# TASK BRIEF
Restate all the material verbatim, except for the pictures.

Source data:

☆ ☆ ☆ ☆ ☆

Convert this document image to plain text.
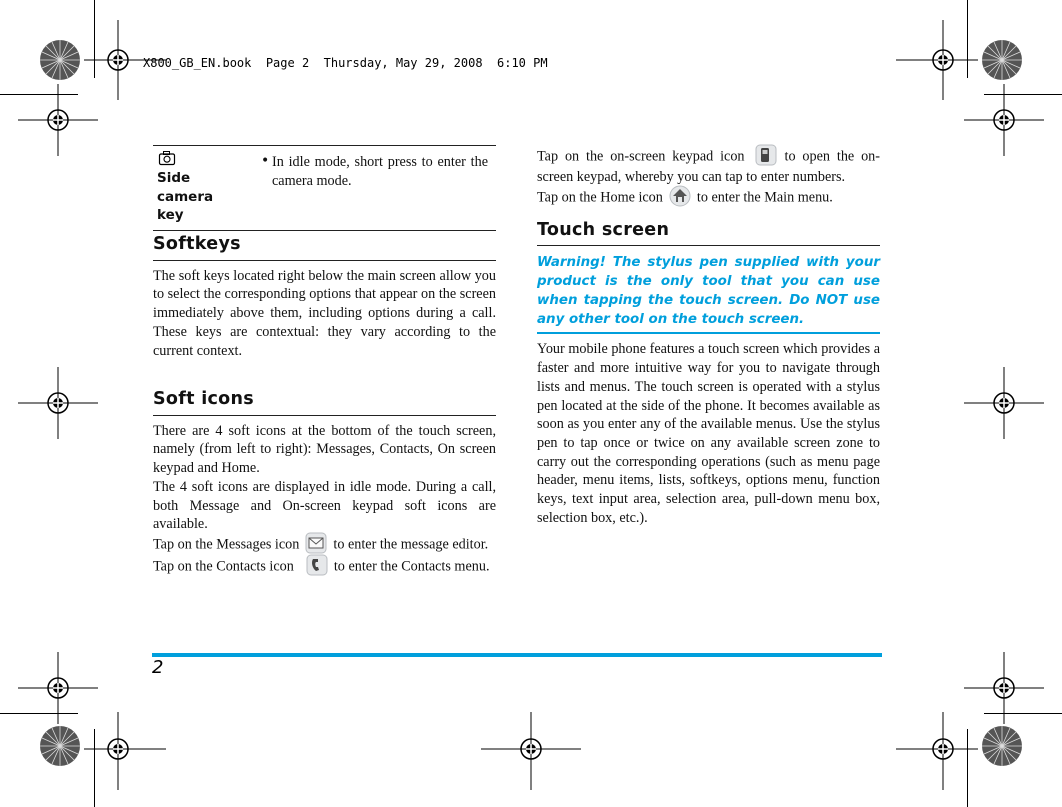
X800_GB_EN.book  Page 2  Thursday, May 29, 2008  6:10 PM
Side
camera
key
• In idle mode, short press to enter the camera mode.
Softkeys

The soft keys located right below the main screen allow you to select the corresponding options that appear on the screen immediately above them, including options during a call. These keys are contextual: they vary according to the current context.

Soft icons

There are 4 soft icons at the bottom of the touch screen, namely (from left to right): Messages, Contacts, On screen keypad and Home.

The 4 soft icons are displayed in idle mode. During a call, both Message and On-screen keypad soft icons are available.

Tap on the Messages icon to enter the message editor.

Tap on the Contacts icon	to enter the Contacts menu.

Tap on the on-screen keypad icon	to open the on-screen keypad, whereby you can tap to enter numbers.

Tap on the Home icon to enter the Main menu.

Touch screen
Warning! The stylus pen supplied with your product is the only tool that you can use when tapping the touch screen. Do NOT use any other tool on the touch screen.

Your mobile phone features a touch screen which provides a faster and more intuitive way for you to navigate through lists and menus. The touch screen is operated with a stylus pen located at the side of the phone. It becomes available as soon as you enter any of the available menus. Use the stylus pen to tap once or twice on any available screen zone to carry out the corresponding operations (such as menu page header, menu items, lists, softkeys, options menu, function keys, text input area, selection area, pull-down menu box, selection box, etc.).

2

☆ ☆ ☆ ☆ ☆

# THE RESULT
Convert this document image to plain text.
X800_GB_EN.book  Page 2  Thursday, May 29, 2008  6:10 PM
Side
camera
key
• In idle mode, short press to enter the camera mode.
Softkeys

The soft keys located right below the main screen allow you to select the corresponding options that appear on the screen immediately above them, including options during a call. These keys are contextual: they vary according to the current context.

Soft icons

There are 4 soft icons at the bottom of the touch screen, namely (from left to right): Messages, Contacts, On screen keypad and Home.

The 4 soft icons are displayed in idle mode. During a call, both Message and On-screen keypad soft icons are available.

Tap on the Messages icon to enter the message editor.

Tap on the Contacts icon	to enter the Contacts menu.

Tap on the on-screen keypad icon	to open the on-screen keypad, whereby you can tap to enter numbers.

Tap on the Home icon to enter the Main menu.

Touch screen
Warning! The stylus pen supplied with your product is the only tool that you can use when tapping the touch screen. Do NOT use any other tool on the touch screen.

Your mobile phone features a touch screen which provides a faster and more intuitive way for you to navigate through lists and menus. The touch screen is operated with a stylus pen located at the side of the phone. It becomes available as soon as you enter any of the available menus. Use the stylus pen to tap once or twice on any available screen zone to carry out the corresponding operations (such as menu page header, menu items, lists, softkeys, options menu, function keys, text input area, selection area, pull-down menu box, selection box, etc.).

2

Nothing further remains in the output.